> [SUPPLIED DATA]

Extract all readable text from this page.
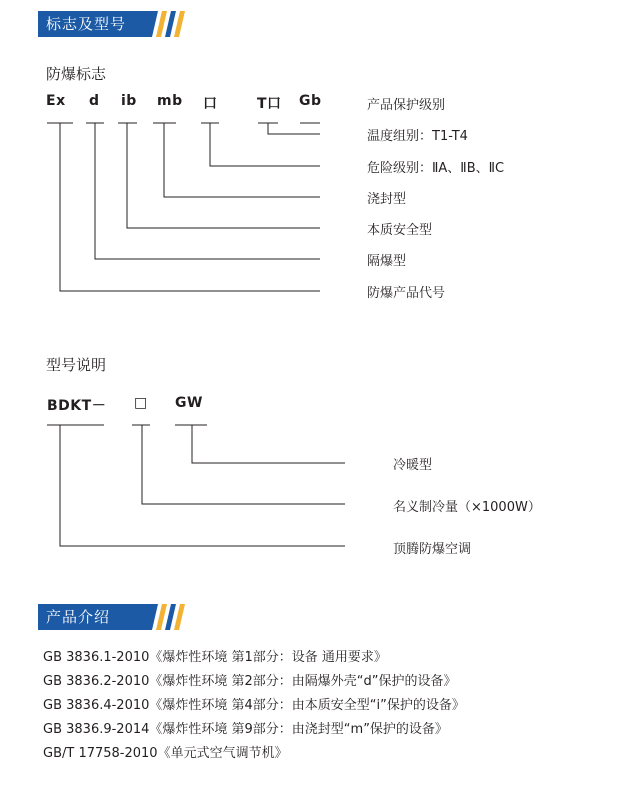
标志及型号
防爆标志
Ex d ib mb 口	T口 Gb	产品保护级别
温度组别：T1-T4
危险级别：ⅡA、ⅡB、ⅡC
浇封型
本质安全型
隔爆型
防爆产品代号
型号说明
BDKT－ □ GW
冷暖型
名义制冷量（×1000W）
顶腾防爆空调
产品介绍
GB 3836.1-2010《爆炸性环境 第1部分：设备 通用要求》
GB 3836.2-2010《爆炸性环境 第2部分：由隔爆外壳“d”保护的设备》
GB 3836.4-2010《爆炸性环境 第4部分：由本质安全型“i”保护的设备》
GB 3836.9-2014《爆炸性环境 第9部分：由浇封型“m”保护的设备》
GB/T 17758-2010《单元式空气调节机》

> [TASK TO COMPLETE] Output every entry word for word, but omit the pictures.

> [EXPECTED ANSWER]
Extract all readable text from this page.
标志及型号
防爆标志
Ex d ib mb 口	T口 Gb	产品保护级别
温度组别：T1-T4
危险级别：ⅡA、ⅡB、ⅡC
浇封型
本质安全型
隔爆型
防爆产品代号
型号说明
BDKT－ □ GW
冷暖型
名义制冷量（×1000W）
顶腾防爆空调
产品介绍
GB 3836.1-2010《爆炸性环境 第1部分：设备 通用要求》
GB 3836.2-2010《爆炸性环境 第2部分：由隔爆外壳“d”保护的设备》
GB 3836.4-2010《爆炸性环境 第4部分：由本质安全型“i”保护的设备》
GB 3836.9-2014《爆炸性环境 第9部分：由浇封型“m”保护的设备》
GB/T 17758-2010《单元式空气调节机》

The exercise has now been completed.